▶ The request
Check every line of the material below for the string "Systems", and return the ones that have it.

___

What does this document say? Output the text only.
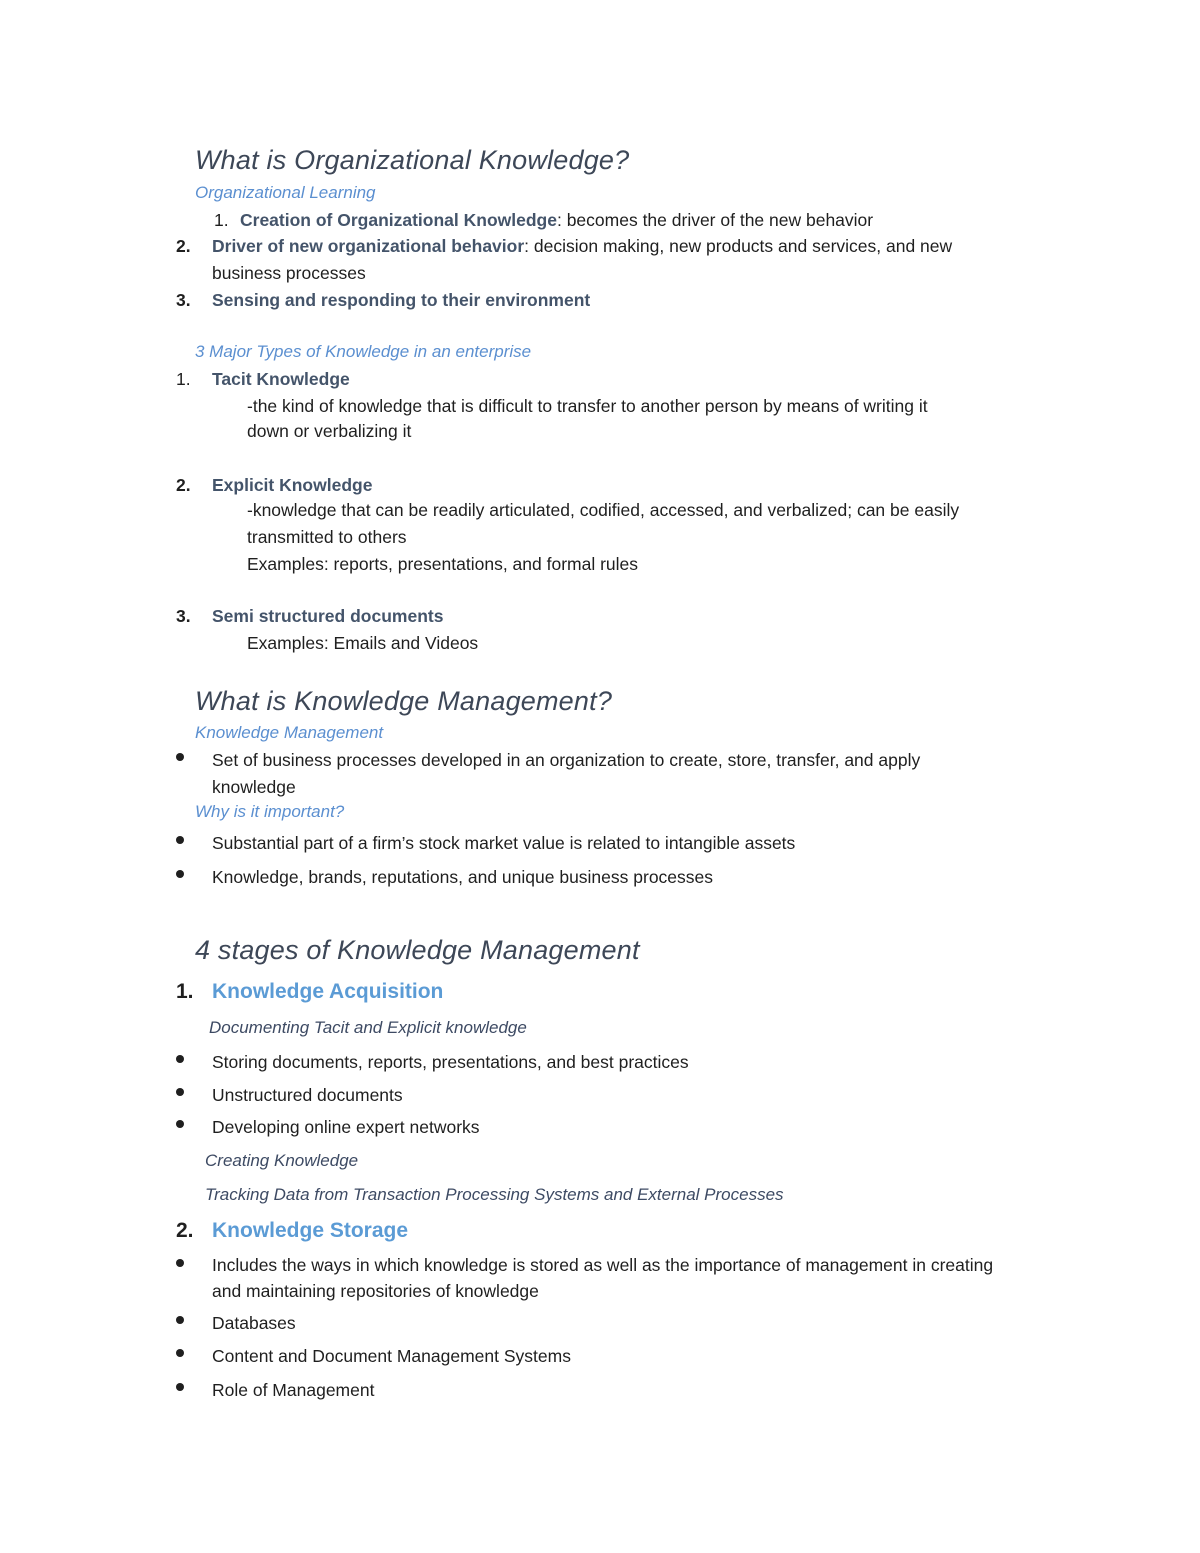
What is Organizational Knowledge?
Organizational Learning
1. Creation of Organizational Knowledge: becomes the driver of the new behavior
2. Driver of new organizational behavior: decision making, new products and services, and new
business processes
3. Sensing and responding to their environment
3 Major Types of Knowledge in an enterprise
1. Tacit Knowledge
-the kind of knowledge that is difficult to transfer to another person by means of writing it
down or verbalizing it
2. Explicit Knowledge
-knowledge that can be readily articulated, codified, accessed, and verbalized; can be easily
transmitted to others
Examples: reports, presentations, and formal rules
3. Semi structured documents
Examples: Emails and Videos
What is Knowledge Management?
Knowledge Management
Set of business processes developed in an organization to create, store, transfer, and apply
knowledge
Why is it important?
Substantial part of a firm’s stock market value is related to intangible assets
Knowledge, brands, reputations, and unique business processes
4 stages of Knowledge Management
1. Knowledge Acquisition
Documenting Tacit and Explicit knowledge
Storing documents, reports, presentations, and best practices
Unstructured documents
Developing online expert networks
Creating Knowledge
Tracking Data from Transaction Processing Systems and External Processes
2. Knowledge Storage
Includes the ways in which knowledge is stored as well as the importance of management in creating
and maintaining repositories of knowledge
Databases
Content and Document Management Systems
Role of Management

___

▶ Solution
Tracking Data from Transaction Processing Systems and External Processes
Content and Document Management Systems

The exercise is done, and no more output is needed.